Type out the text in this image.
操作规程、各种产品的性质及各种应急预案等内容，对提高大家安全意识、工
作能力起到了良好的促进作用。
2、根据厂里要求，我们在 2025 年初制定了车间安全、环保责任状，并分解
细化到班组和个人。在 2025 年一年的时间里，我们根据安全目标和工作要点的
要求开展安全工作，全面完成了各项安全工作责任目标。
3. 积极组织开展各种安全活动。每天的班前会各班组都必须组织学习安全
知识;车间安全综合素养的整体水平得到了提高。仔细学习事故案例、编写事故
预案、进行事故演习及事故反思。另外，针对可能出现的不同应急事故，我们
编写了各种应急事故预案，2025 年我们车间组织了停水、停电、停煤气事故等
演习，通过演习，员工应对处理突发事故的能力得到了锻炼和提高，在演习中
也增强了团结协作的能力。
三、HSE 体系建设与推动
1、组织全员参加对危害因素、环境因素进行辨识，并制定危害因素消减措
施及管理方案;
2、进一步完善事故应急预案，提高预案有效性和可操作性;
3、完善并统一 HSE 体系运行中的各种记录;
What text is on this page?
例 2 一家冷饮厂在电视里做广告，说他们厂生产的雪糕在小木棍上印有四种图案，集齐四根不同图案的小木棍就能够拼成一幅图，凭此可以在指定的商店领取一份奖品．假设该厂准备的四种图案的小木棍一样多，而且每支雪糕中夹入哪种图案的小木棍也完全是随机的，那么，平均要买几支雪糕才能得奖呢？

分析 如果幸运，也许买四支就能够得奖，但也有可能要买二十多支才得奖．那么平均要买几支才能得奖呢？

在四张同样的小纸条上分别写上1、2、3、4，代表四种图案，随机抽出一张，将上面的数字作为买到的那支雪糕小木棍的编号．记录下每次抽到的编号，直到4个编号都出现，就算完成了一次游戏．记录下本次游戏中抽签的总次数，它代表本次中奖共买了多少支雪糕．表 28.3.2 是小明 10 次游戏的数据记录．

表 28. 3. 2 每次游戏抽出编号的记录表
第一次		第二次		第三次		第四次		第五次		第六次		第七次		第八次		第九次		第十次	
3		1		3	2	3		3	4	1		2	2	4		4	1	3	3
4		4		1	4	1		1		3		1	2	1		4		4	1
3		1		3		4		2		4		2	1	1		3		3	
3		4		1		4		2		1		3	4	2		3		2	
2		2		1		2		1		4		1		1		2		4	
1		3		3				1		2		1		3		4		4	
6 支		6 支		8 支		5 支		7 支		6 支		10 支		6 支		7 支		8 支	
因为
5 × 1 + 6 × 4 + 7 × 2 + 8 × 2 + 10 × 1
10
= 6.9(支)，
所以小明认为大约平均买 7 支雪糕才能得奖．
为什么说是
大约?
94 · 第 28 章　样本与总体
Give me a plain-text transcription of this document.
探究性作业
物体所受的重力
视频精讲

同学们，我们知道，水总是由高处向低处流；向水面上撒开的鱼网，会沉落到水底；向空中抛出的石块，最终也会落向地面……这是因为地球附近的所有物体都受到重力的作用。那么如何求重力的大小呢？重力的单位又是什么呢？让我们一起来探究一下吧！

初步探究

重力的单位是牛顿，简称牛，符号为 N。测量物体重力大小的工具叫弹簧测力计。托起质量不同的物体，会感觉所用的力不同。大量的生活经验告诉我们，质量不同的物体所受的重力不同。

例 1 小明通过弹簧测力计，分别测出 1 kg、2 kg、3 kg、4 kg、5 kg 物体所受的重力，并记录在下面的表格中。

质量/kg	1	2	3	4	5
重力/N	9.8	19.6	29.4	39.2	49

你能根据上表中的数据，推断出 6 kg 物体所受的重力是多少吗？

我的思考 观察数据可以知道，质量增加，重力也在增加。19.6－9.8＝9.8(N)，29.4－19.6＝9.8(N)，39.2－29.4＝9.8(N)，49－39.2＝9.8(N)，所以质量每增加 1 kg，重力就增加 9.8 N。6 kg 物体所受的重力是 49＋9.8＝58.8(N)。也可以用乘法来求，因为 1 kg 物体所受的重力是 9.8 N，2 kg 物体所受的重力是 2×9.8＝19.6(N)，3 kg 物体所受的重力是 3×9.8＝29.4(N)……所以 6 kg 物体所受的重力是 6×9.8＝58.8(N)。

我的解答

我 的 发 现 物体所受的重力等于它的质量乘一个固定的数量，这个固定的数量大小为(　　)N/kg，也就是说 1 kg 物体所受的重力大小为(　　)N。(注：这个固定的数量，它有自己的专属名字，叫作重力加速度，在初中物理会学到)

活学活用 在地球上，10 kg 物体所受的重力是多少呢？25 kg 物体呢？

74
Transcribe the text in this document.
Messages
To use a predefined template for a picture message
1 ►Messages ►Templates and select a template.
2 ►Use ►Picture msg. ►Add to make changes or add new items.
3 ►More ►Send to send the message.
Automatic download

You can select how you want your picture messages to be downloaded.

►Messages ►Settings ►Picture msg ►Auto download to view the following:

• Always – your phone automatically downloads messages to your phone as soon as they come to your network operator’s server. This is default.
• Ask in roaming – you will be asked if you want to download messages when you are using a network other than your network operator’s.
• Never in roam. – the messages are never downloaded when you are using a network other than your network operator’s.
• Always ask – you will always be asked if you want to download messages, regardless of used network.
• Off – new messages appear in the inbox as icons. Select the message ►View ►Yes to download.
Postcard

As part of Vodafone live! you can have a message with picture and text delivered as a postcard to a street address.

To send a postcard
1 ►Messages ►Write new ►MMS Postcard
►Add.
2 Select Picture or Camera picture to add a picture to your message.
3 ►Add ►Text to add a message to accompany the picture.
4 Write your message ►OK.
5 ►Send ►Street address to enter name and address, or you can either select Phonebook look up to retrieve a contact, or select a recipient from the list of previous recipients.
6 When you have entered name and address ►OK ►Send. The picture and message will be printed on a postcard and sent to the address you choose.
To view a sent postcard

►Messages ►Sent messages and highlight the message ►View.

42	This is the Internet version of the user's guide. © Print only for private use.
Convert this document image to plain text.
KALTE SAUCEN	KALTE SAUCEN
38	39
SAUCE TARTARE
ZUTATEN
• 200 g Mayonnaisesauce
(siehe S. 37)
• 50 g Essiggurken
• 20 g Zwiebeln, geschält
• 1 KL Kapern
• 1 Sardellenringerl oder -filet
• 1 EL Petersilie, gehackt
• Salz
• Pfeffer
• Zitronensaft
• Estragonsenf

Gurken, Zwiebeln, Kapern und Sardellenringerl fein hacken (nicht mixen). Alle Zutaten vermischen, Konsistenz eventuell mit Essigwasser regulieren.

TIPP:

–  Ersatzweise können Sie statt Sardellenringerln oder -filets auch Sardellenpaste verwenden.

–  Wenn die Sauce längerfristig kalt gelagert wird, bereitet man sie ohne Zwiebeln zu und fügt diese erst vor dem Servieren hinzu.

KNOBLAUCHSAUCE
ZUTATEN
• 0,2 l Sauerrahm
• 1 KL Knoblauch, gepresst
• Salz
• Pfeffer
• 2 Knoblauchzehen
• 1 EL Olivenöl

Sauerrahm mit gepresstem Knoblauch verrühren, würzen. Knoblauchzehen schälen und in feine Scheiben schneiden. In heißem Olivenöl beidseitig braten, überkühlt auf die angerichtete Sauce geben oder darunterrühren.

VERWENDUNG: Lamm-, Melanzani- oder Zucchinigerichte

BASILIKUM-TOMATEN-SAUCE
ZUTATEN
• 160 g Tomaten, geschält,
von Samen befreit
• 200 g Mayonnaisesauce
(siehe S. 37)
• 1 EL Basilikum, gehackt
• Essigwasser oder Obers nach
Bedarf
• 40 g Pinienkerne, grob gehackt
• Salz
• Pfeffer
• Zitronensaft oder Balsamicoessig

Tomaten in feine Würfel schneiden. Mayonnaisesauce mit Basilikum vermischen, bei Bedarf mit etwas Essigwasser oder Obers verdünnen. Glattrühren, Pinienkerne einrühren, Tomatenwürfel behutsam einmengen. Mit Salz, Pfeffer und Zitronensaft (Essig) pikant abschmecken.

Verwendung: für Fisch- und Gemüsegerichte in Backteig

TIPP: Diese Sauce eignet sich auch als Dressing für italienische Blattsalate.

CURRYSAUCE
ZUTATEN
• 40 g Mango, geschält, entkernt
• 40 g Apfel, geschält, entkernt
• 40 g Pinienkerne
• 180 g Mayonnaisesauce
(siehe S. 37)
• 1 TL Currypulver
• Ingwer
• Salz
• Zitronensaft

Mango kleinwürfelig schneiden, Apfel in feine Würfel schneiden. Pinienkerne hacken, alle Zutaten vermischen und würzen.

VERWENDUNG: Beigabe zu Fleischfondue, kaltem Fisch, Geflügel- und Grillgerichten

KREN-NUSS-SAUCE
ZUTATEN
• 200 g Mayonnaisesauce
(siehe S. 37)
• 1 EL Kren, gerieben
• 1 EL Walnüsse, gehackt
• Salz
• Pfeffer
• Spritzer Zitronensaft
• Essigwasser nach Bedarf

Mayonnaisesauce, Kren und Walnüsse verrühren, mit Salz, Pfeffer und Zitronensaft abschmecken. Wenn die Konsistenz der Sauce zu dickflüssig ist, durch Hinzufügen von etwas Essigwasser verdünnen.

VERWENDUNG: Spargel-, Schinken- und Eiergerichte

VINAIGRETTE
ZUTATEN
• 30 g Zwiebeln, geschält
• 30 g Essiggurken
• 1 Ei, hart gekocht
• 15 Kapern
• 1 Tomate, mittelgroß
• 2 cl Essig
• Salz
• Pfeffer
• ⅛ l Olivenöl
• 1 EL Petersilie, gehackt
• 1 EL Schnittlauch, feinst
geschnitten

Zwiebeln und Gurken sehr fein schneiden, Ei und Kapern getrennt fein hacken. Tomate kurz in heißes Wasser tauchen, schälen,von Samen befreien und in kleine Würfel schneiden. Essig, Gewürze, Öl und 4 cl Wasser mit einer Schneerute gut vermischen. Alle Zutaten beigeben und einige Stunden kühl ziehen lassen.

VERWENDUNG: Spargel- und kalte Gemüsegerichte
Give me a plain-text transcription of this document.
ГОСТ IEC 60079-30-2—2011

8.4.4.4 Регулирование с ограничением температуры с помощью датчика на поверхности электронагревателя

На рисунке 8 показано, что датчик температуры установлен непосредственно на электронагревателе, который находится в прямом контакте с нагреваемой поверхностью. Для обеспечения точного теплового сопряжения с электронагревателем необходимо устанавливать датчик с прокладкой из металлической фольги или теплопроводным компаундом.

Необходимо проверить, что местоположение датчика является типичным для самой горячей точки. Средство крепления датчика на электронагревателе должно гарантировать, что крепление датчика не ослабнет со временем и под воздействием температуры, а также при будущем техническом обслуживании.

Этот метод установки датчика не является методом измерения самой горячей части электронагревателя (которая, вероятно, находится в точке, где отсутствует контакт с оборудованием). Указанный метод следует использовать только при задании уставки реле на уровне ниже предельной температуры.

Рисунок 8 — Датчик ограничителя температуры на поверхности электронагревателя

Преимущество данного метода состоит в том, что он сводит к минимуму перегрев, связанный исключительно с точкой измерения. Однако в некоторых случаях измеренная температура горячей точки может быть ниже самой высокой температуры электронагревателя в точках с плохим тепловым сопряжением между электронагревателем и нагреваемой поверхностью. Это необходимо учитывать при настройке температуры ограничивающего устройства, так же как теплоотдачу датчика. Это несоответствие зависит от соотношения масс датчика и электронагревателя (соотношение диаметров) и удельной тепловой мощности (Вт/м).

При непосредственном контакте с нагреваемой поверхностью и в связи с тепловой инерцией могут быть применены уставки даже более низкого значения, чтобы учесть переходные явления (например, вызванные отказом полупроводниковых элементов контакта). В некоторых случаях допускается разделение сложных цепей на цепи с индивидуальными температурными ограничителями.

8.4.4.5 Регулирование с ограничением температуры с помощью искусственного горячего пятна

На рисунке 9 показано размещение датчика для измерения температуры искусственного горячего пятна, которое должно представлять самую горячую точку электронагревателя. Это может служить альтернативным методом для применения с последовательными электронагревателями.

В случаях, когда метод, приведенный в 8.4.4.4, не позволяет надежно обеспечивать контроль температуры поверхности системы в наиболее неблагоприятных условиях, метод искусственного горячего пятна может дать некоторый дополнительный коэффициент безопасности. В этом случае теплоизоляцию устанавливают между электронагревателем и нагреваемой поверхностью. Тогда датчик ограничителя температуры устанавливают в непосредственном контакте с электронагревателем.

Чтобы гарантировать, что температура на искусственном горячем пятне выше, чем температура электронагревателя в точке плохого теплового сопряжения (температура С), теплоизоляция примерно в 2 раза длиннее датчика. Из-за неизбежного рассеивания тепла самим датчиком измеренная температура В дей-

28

== == ==

Find the string "методом" in the entries above and return each line that holds it.

Этот метод установки датчика не является методом измерения самой горячей части электронагревателя (которая, вероятно, находится в точке, где отсутствует контакт с оборудованием). Указанный метод следует использовать только при задании уставки реле на уровне ниже предельной температуры.
На рисунке 9 показано размещение датчика для измерения температуры искусственного горячего пятна, которое должно представлять самую горячую точку электронагревателя. Это может служить альтернативным методом для применения с последовательными электронагревателями.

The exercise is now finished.